[Records]
########
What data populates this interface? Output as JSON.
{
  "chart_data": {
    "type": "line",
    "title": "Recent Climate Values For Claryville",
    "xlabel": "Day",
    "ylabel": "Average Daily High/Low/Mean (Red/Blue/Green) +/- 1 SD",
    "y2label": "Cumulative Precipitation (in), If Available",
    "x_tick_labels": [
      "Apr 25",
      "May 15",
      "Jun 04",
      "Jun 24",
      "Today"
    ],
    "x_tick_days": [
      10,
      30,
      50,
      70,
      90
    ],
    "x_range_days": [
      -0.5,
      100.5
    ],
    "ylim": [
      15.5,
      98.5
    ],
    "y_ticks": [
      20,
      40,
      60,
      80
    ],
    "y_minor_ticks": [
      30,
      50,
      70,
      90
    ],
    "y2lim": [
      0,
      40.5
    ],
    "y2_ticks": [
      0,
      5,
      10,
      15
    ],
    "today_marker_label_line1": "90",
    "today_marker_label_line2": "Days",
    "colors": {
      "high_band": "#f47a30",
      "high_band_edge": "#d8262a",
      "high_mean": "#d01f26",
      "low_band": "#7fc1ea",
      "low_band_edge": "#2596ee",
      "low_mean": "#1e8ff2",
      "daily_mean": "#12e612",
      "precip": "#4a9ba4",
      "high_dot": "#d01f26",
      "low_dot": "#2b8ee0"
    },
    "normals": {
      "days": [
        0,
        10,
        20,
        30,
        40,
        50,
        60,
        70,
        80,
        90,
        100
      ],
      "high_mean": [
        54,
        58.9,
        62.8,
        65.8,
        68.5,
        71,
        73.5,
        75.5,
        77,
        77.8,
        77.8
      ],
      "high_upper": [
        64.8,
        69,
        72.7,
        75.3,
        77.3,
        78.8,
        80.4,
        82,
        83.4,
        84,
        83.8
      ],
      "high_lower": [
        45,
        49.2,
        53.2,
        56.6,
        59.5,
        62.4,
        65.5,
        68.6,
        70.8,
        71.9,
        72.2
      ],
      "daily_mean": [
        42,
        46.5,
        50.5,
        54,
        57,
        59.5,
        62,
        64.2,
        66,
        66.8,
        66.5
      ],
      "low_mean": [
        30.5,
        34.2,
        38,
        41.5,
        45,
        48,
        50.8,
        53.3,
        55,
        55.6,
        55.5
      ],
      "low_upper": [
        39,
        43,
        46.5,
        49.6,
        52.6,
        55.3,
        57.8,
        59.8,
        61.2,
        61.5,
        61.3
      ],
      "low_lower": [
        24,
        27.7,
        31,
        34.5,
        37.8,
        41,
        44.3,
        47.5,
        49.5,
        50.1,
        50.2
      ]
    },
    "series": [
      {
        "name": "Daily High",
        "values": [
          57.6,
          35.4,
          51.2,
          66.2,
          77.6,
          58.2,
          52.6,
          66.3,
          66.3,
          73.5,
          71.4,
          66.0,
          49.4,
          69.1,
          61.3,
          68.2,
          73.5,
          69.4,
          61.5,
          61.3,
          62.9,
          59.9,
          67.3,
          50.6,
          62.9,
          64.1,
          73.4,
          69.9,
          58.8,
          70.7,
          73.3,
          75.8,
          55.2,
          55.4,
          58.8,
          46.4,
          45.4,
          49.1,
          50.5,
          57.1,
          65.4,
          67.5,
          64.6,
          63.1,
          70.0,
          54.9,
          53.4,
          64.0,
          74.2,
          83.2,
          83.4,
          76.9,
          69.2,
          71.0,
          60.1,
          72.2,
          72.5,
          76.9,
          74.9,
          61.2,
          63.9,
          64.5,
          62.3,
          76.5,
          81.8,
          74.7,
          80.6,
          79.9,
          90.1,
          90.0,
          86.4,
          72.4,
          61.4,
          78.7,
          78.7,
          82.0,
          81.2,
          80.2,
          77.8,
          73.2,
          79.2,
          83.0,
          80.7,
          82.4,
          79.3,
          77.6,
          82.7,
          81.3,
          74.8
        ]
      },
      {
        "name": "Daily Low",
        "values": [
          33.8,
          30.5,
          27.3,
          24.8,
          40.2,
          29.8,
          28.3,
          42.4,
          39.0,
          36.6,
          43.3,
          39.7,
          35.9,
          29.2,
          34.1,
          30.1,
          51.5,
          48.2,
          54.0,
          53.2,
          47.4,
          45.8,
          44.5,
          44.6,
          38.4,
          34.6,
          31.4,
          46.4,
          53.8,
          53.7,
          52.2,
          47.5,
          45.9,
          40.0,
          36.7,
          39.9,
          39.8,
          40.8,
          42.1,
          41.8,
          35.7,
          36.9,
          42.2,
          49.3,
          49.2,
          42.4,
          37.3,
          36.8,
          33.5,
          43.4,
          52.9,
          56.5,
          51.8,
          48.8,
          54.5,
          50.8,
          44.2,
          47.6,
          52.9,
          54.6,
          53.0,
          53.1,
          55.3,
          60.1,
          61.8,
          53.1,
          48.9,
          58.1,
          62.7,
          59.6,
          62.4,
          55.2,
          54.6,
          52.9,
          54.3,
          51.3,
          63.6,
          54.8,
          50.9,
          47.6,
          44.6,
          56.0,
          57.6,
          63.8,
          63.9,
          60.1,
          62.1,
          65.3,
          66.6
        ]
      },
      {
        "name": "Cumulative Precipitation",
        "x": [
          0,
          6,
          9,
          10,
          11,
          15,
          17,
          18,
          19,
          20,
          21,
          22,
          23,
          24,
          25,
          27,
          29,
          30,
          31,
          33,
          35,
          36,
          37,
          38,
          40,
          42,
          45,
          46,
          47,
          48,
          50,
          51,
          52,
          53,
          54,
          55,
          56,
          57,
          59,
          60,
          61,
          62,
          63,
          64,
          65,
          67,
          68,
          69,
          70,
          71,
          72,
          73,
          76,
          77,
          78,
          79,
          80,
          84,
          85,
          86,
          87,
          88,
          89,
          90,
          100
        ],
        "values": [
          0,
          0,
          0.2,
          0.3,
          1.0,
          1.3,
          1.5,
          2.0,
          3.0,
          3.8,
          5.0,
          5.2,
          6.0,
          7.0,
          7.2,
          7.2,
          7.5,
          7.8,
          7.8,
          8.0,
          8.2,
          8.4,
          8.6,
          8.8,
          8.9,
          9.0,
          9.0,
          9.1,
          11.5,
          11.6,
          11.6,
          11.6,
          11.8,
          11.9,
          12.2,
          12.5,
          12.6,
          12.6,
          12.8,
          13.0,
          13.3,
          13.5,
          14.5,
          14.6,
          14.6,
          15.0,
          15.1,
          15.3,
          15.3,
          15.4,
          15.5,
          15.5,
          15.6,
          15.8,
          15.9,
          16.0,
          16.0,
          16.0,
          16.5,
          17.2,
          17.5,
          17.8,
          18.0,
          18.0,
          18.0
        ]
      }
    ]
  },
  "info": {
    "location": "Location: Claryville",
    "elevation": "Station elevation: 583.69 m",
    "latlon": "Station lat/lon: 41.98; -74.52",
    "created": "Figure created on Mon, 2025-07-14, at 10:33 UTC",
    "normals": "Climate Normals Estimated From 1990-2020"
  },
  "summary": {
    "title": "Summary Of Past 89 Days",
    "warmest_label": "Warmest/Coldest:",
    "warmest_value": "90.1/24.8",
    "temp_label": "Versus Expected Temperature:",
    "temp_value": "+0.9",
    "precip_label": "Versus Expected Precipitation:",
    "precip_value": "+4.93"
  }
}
########
## TASK TO CARRY OUT
Find every line that holds "Versus" and copy it.

## FINISHED ANSWER
    "temp_label": "Versus Expected Temperature:",
    "precip_label": "Versus Expected Precipitation:",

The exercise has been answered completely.